Dataset excerpts
****************************************

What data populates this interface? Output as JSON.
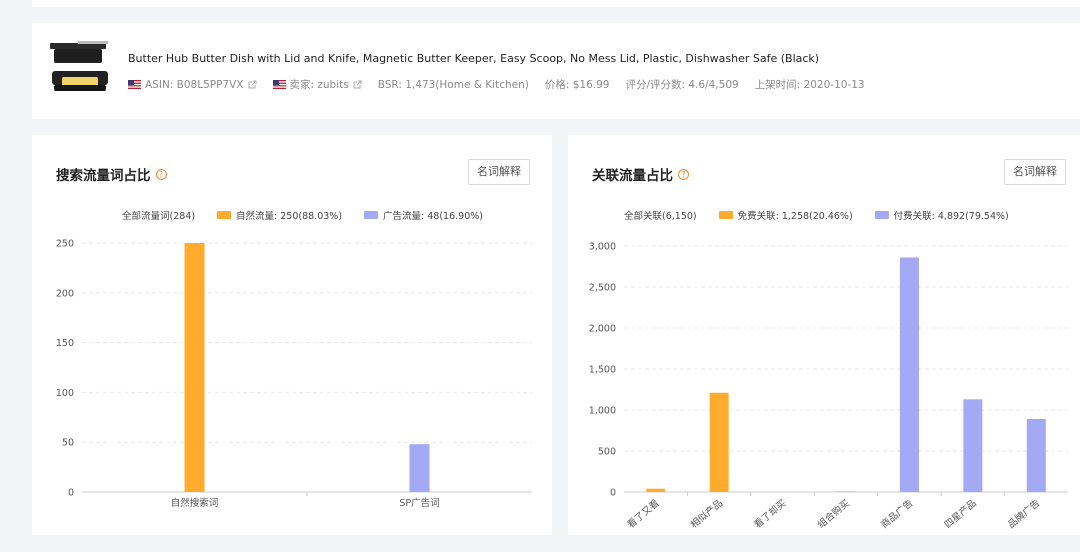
{
  "product": {
    "title": "Butter Hub Butter Dish with Lid and Knife, Magnetic Butter Keeper, Easy Scoop, No Mess Lid, Plastic, Dishwasher Safe (Black)",
    "asin": "ASIN: B08L5PP7VX",
    "seller": "卖家: zubits",
    "bsr": "BSR: 1,473(Home & Kitchen)",
    "price": "价格: $16.99",
    "rating": "评分/评分数: 4.6/4,509",
    "listed": "上架时间: 2020-10-13"
  },
  "left_card": {
    "title": "搜索流量词占比",
    "button": "名词解释",
    "legend_total": "全部流量词(284)",
    "legend_organic": "自然流量: 250(88.03%)",
    "legend_ad": "广告流量: 48(16.90%)"
  },
  "right_card": {
    "title": "关联流量占比",
    "button": "名词解释",
    "legend_total": "全部关联(6,150)",
    "legend_free": "免费关联: 1,258(20.46%)",
    "legend_paid": "付费关联: 4,892(79.54%)"
  },
  "colors": {
    "orange": "#ffab2e",
    "purple": "#a3a9f2",
    "help": "#f08a3c"
  },
  "chart_data": [
    {
      "type": "bar",
      "categories": [
        "自然搜索词",
        "SP广告词"
      ],
      "series": [
        {
          "name": "自然流量",
          "values": [
            250,
            0
          ]
        },
        {
          "name": "广告流量",
          "values": [
            0,
            48
          ]
        }
      ],
      "yticks": [
        "0",
        "50",
        "100",
        "150",
        "200",
        "250"
      ],
      "ylim": [
        0,
        250
      ],
      "grid": true
    },
    {
      "type": "bar",
      "categories": [
        "看了又看",
        "相似产品",
        "看了却买",
        "组合购买",
        "商品广告",
        "四星产品",
        "品牌广告"
      ],
      "series": [
        {
          "name": "免费关联",
          "values": [
            40,
            1210,
            0,
            8,
            0,
            0,
            0
          ]
        },
        {
          "name": "付费关联",
          "values": [
            0,
            0,
            0,
            0,
            2860,
            1130,
            890
          ]
        }
      ],
      "yticks": [
        "0",
        "500",
        "1,000",
        "1,500",
        "2,000",
        "2,500",
        "3,000"
      ],
      "ylim": [
        0,
        3000
      ],
      "grid": true
    }
  ]
}
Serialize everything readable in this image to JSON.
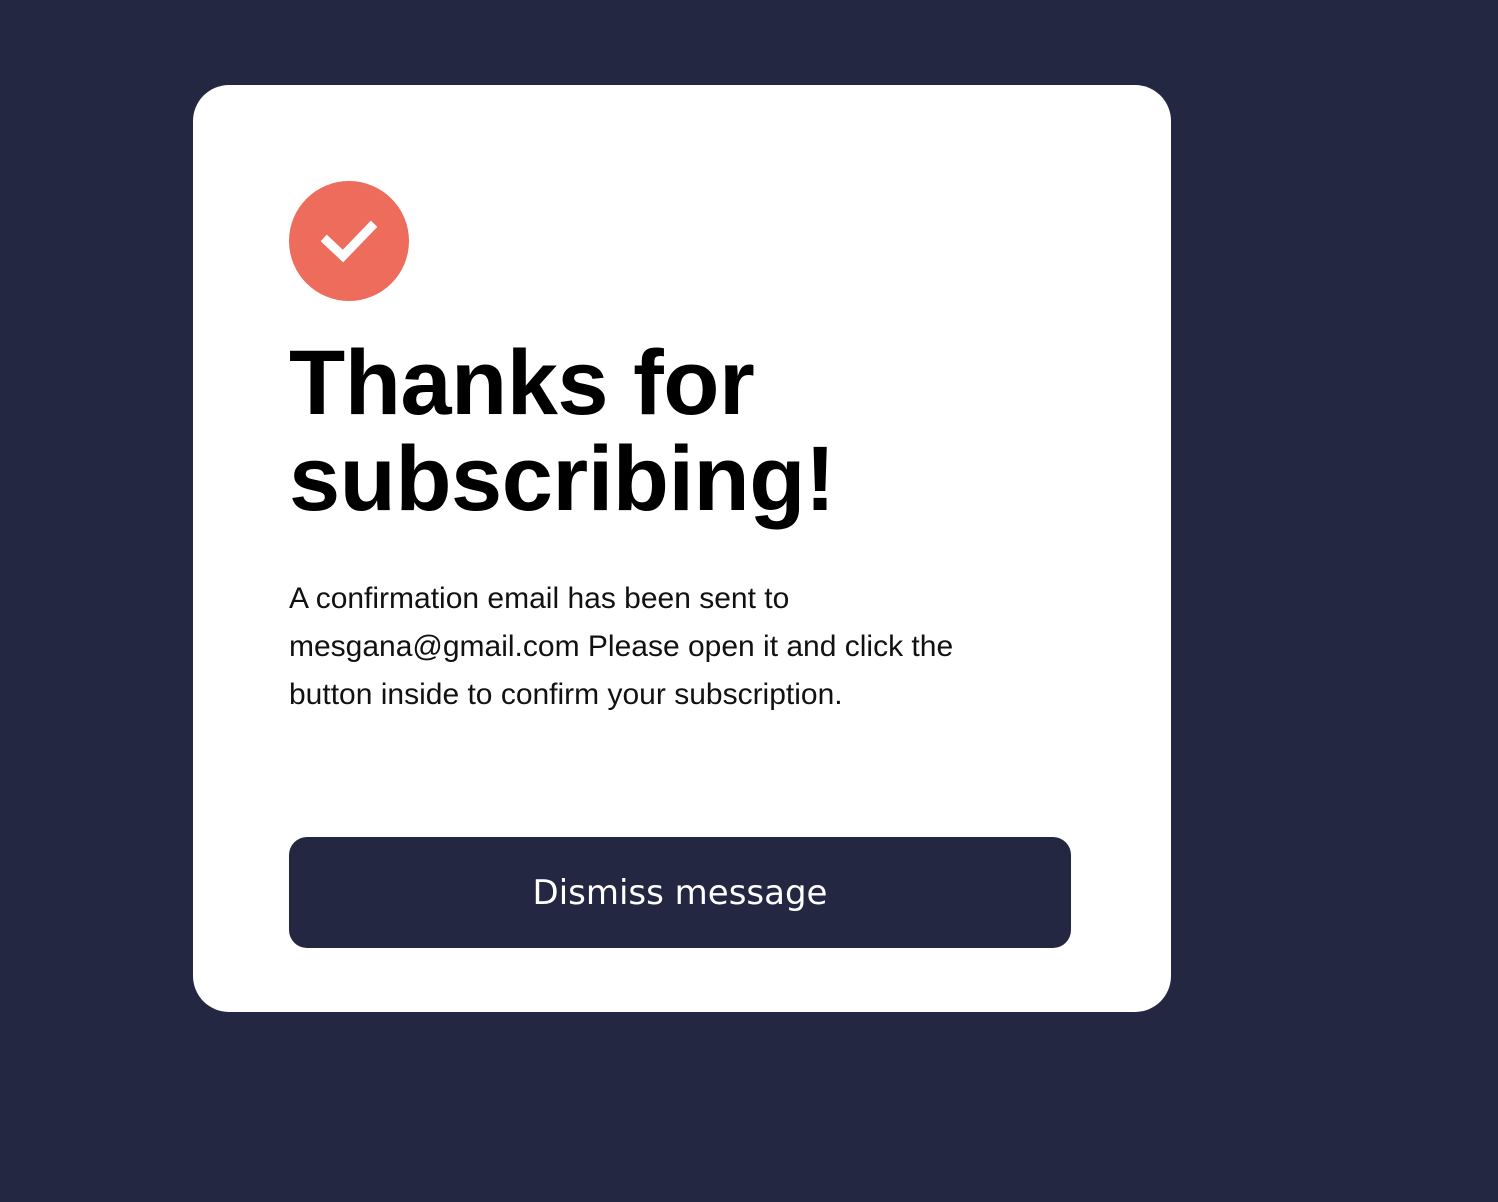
{
  "colors": {
    "page_background": "#242742",
    "card_background": "#ffffff",
    "accent": "#ee6c5c",
    "button_background": "#242742",
    "button_text": "#ffffff"
  },
  "icon": {
    "name": "checkmark-icon"
  },
  "confirmation": {
    "title_line1": "Thanks for",
    "title_line2": "subscribing!",
    "message": "A confirmation email has been sent to mesgana@gmail.com Please open it and click the button inside to confirm your subscription.",
    "dismiss_label": "Dismiss message"
  }
}
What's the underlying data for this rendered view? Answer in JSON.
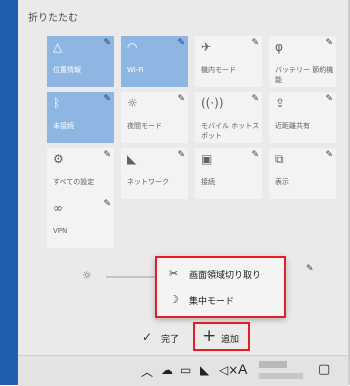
{
  "panel": {
    "collapse_label": "折りたたむ"
  },
  "tiles": [
    {
      "label": "位置情報",
      "icon": "location-icon",
      "glyph": "△",
      "active": true
    },
    {
      "label": "Wi-Fi",
      "icon": "wifi-icon",
      "glyph": "◠",
      "active": true
    },
    {
      "label": "機内モード",
      "icon": "airplane-icon",
      "glyph": "✈",
      "active": false
    },
    {
      "label": "バッテリー 節約機能",
      "icon": "battery-saver-icon",
      "glyph": "φ",
      "active": false
    },
    {
      "label": "未接続",
      "icon": "bluetooth-icon",
      "glyph": "ᛒ",
      "active": true
    },
    {
      "label": "夜間モード",
      "icon": "night-light-icon",
      "glyph": "☼",
      "active": false
    },
    {
      "label": "モバイル ホットスポット",
      "icon": "hotspot-icon",
      "glyph": "((·))",
      "active": false
    },
    {
      "label": "近距離共有",
      "icon": "nearby-share-icon",
      "glyph": "⇪",
      "active": false
    },
    {
      "label": "すべての設定",
      "icon": "settings-icon",
      "glyph": "⚙",
      "active": false
    },
    {
      "label": "ネットワーク",
      "icon": "network-icon",
      "glyph": "◣",
      "active": false
    },
    {
      "label": "接続",
      "icon": "connect-icon",
      "glyph": "▣",
      "active": false
    },
    {
      "label": "表示",
      "icon": "project-icon",
      "glyph": "⧉",
      "active": false
    },
    {
      "label": "VPN",
      "icon": "vpn-icon",
      "glyph": "∞",
      "active": false
    }
  ],
  "add_menu": {
    "items": [
      {
        "label": "画面領域切り取り",
        "icon": "snip-icon"
      },
      {
        "label": "集中モード",
        "icon": "focus-assist-icon"
      }
    ]
  },
  "footer": {
    "done_label": "完了",
    "add_label": "追加"
  },
  "taskbar": {
    "input_indicator": "A"
  },
  "colors": {
    "accent": "#1f5fae",
    "tile_active": "#8db6e3",
    "highlight_border": "#e51d24"
  }
}
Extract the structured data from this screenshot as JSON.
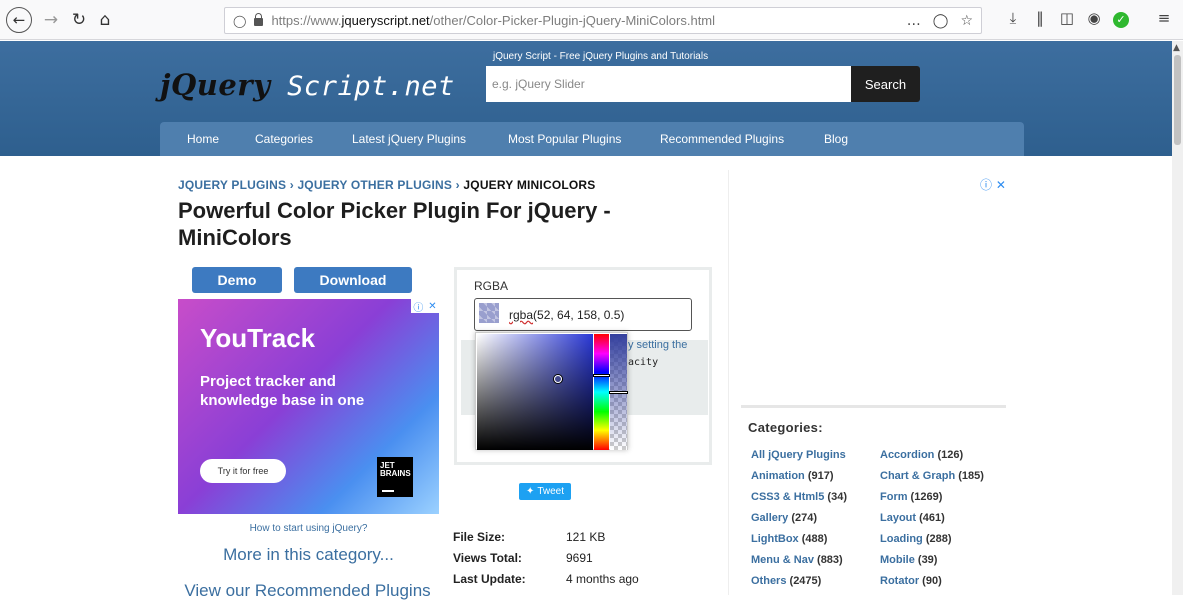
{
  "browser": {
    "url_prefix": "https://www.",
    "url_domain": "jqueryscript.net",
    "url_path": "/other/Color-Picker-Plugin-jQuery-MiniColors.html",
    "page_actions": "…",
    "icons": [
      "back-icon",
      "forward-icon",
      "reload-icon",
      "home-icon",
      "shield-icon",
      "lock-icon",
      "pocket-icon",
      "bookmark-star-icon",
      "download-icon",
      "library-icon",
      "sidebar-icon",
      "account-icon",
      "extension-check-icon",
      "menu-icon"
    ]
  },
  "header": {
    "logo_part1": "jQuery",
    "logo_part2": " Script.net",
    "tagline": "jQuery Script - Free jQuery Plugins and Tutorials",
    "search_placeholder": "e.g. jQuery Slider",
    "search_button": "Search"
  },
  "menu": [
    "Home",
    "Categories",
    "Latest jQuery Plugins",
    "Most Popular Plugins",
    "Recommended Plugins",
    "Blog"
  ],
  "breadcrumb": {
    "item1": "JQUERY PLUGINS",
    "sep": " › ",
    "item2": "JQUERY OTHER PLUGINS",
    "current": "JQUERY MINICOLORS"
  },
  "title": "Powerful Color Picker Plugin For jQuery - MiniColors",
  "buttons": {
    "demo": "Demo",
    "download": "Download"
  },
  "ad": {
    "brand": "YouTrack",
    "tagline": "Project tracker and knowledge base in one",
    "cta": "Try it for free",
    "logo_line1": "JET",
    "logo_line2": "BRAINS",
    "choice_icon": "ⓘ",
    "close": "✕"
  },
  "links": {
    "how_to": "How to start using jQuery?",
    "more_category": "More in this category...",
    "recommended": "View our Recommended Plugins"
  },
  "picker": {
    "label": "RGBA",
    "value_fn": "rgba",
    "value_args": "(52, 64, 158, 0.5)",
    "hint_text": "y setting the",
    "hint_code": "acity",
    "swatch_color": "#34409e"
  },
  "tweet": "Tweet",
  "info": [
    {
      "key": "File Size:",
      "value": "121 KB"
    },
    {
      "key": "Views Total:",
      "value": "9691"
    },
    {
      "key": "Last Update:",
      "value": "4 months ago"
    }
  ],
  "sidebar": {
    "ad_marker": "ⓘ ✕",
    "categories_title": "Categories:",
    "col1": [
      {
        "label": "All jQuery Plugins",
        "count": ""
      },
      {
        "label": "Animation",
        "count": " (917)"
      },
      {
        "label": "CSS3 & Html5",
        "count": " (34)"
      },
      {
        "label": "Gallery",
        "count": " (274)"
      },
      {
        "label": "LightBox",
        "count": " (488)"
      },
      {
        "label": "Menu & Nav",
        "count": " (883)"
      },
      {
        "label": "Others",
        "count": " (2475)"
      }
    ],
    "col2": [
      {
        "label": "Accordion",
        "count": " (126)"
      },
      {
        "label": "Chart & Graph",
        "count": " (185)"
      },
      {
        "label": "Form",
        "count": " (1269)"
      },
      {
        "label": "Layout",
        "count": " (461)"
      },
      {
        "label": "Loading",
        "count": " (288)"
      },
      {
        "label": "Mobile",
        "count": " (39)"
      },
      {
        "label": "Rotator",
        "count": " (90)"
      }
    ]
  },
  "colors": {
    "accent": "#3d7ac1",
    "header": "#3d6e9f",
    "link": "#3b6fa0"
  }
}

****************************************

# EXERCISE GOAL
Copy every line of the listing that contains the word "this".

# WRITTEN RESPONSE
What data populates this interface? Output as JSON.
Serialize everything readable in this image to JSON.
What's the underlying data for this rendered view? Answer in JSON.
Extract the structured data from this screenshot as JSON.
    "more_category": "More in this category...",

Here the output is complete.